§ **Task to carry out**
Repeat the data from the start through the line that contains "amount-value: ¥200.00 xyxy=(0,402,1080,490)", including that line, and nothing beyond it.

§ **Region and label listings**
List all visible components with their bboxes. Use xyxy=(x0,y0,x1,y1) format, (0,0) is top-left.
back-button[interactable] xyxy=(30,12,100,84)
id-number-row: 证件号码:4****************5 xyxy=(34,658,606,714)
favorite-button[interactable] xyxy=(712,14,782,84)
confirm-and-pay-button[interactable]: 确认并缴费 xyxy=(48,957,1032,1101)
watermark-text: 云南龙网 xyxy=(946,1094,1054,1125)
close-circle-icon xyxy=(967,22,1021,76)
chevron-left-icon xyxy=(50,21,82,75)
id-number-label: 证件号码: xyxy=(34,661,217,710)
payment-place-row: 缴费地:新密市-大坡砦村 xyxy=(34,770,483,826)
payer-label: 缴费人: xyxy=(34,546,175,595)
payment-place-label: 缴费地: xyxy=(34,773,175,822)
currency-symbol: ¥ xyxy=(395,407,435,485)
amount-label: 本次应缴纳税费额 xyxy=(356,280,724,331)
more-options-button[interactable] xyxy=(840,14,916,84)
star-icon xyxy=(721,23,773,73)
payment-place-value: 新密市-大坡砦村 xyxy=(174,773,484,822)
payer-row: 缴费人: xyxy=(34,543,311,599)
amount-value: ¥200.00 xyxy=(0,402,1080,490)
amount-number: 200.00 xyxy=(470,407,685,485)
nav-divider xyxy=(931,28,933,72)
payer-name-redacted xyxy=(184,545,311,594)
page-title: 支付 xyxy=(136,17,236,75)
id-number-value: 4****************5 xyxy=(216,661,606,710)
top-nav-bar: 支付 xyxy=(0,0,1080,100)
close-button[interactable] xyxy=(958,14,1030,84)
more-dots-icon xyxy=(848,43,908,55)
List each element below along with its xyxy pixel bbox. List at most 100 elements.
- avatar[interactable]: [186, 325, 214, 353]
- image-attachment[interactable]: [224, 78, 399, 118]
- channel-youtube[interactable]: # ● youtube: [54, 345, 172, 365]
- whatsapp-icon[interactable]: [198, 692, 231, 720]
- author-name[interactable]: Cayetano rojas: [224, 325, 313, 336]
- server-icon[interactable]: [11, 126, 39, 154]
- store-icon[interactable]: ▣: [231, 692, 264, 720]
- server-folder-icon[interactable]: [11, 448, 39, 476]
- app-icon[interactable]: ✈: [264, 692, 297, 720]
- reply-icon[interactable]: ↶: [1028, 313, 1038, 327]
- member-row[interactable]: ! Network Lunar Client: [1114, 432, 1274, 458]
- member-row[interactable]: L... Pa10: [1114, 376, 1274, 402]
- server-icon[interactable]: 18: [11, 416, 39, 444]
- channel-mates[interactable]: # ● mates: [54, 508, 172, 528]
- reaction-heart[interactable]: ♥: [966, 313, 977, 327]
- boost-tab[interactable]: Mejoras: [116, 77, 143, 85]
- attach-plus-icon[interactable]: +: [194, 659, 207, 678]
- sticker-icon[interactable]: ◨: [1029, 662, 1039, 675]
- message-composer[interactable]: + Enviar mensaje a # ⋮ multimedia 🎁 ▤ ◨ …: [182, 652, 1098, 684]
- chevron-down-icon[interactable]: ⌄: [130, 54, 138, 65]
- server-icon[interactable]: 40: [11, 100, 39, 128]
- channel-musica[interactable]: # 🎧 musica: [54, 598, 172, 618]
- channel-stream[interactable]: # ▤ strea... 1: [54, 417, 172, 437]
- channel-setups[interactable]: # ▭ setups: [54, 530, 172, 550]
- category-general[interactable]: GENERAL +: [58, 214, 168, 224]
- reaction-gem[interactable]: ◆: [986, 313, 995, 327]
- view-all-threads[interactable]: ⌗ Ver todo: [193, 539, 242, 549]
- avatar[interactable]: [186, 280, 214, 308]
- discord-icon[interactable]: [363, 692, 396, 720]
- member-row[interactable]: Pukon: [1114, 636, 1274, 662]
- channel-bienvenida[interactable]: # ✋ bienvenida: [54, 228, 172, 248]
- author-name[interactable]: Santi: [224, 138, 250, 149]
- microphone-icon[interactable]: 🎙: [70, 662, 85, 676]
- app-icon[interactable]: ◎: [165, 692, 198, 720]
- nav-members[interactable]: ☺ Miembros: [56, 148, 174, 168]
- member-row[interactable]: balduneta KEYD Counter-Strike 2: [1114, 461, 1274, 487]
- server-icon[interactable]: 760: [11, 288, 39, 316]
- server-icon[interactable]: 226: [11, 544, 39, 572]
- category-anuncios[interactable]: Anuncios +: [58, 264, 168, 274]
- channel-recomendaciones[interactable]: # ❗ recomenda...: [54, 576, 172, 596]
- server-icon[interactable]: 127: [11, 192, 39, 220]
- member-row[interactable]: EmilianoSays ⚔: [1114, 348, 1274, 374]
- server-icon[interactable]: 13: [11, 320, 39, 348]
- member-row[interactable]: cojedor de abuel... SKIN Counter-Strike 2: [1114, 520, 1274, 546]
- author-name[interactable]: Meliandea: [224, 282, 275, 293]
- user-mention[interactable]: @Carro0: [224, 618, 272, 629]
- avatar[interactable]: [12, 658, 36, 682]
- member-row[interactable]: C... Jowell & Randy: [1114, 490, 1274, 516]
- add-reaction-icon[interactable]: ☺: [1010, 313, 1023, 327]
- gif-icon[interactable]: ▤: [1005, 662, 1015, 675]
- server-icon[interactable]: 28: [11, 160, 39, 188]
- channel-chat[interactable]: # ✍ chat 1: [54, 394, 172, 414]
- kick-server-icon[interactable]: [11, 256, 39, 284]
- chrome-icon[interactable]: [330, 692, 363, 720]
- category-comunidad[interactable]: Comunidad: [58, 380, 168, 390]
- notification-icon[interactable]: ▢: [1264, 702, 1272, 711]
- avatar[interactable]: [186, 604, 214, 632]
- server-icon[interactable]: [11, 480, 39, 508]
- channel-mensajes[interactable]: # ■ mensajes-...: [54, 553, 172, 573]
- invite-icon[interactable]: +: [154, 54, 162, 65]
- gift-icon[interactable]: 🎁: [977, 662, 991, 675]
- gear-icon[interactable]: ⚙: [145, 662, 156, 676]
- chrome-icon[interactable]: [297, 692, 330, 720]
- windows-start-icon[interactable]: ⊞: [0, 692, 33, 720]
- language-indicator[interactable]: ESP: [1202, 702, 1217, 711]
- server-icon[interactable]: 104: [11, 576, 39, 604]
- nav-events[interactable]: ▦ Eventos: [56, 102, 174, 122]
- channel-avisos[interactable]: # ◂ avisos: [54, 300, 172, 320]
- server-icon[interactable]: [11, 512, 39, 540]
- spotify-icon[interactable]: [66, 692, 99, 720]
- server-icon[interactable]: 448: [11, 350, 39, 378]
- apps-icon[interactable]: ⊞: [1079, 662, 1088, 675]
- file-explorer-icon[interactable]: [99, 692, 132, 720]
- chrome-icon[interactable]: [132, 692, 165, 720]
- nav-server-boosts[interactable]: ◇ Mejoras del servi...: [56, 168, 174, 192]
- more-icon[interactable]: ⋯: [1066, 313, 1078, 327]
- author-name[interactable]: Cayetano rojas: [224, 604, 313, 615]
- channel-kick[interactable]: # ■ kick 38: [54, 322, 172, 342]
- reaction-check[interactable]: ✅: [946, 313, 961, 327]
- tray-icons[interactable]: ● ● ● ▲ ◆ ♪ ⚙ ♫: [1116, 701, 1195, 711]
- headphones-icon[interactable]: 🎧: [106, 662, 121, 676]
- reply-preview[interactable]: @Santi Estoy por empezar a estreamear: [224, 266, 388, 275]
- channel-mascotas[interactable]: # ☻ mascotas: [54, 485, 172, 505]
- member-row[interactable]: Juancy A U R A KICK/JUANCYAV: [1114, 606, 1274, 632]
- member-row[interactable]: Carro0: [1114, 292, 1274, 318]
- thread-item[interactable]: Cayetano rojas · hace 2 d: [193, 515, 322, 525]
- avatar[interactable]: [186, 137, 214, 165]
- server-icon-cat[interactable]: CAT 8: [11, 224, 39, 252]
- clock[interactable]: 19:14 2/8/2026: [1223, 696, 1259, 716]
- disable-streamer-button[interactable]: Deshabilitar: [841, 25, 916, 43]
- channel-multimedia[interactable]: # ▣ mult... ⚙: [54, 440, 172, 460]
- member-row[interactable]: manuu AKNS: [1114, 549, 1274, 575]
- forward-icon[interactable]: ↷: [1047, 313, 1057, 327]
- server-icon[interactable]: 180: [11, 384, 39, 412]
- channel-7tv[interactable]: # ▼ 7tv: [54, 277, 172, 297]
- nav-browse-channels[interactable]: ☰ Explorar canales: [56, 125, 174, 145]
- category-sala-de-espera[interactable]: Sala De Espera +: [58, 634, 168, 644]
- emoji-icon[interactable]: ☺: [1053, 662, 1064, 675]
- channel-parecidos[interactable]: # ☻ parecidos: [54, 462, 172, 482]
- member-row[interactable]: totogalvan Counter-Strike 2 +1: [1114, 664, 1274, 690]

§ **Expected answer**
List all visible components with their bboxes. Use xyxy=(x0,y0,x1,y1) format, (0,0) is top-left.
back-button[interactable] xyxy=(30,12,100,84)
id-number-row: 证件号码:4****************5 xyxy=(34,658,606,714)
favorite-button[interactable] xyxy=(712,14,782,84)
confirm-and-pay-button[interactable]: 确认并缴费 xyxy=(48,957,1032,1101)
watermark-text: 云南龙网 xyxy=(946,1094,1054,1125)
close-circle-icon xyxy=(967,22,1021,76)
chevron-left-icon xyxy=(50,21,82,75)
id-number-label: 证件号码: xyxy=(34,661,217,710)
payment-place-row: 缴费地:新密市-大坡砦村 xyxy=(34,770,483,826)
payer-label: 缴费人: xyxy=(34,546,175,595)
payment-place-label: 缴费地: xyxy=(34,773,175,822)
currency-symbol: ¥ xyxy=(395,407,435,485)
amount-label: 本次应缴纳税费额 xyxy=(356,280,724,331)
more-options-button[interactable] xyxy=(840,14,916,84)
star-icon xyxy=(721,23,773,73)
payment-place-value: 新密市-大坡砦村 xyxy=(174,773,484,822)
payer-row: 缴费人: xyxy=(34,543,311,599)
amount-value: ¥200.00 xyxy=(0,402,1080,490)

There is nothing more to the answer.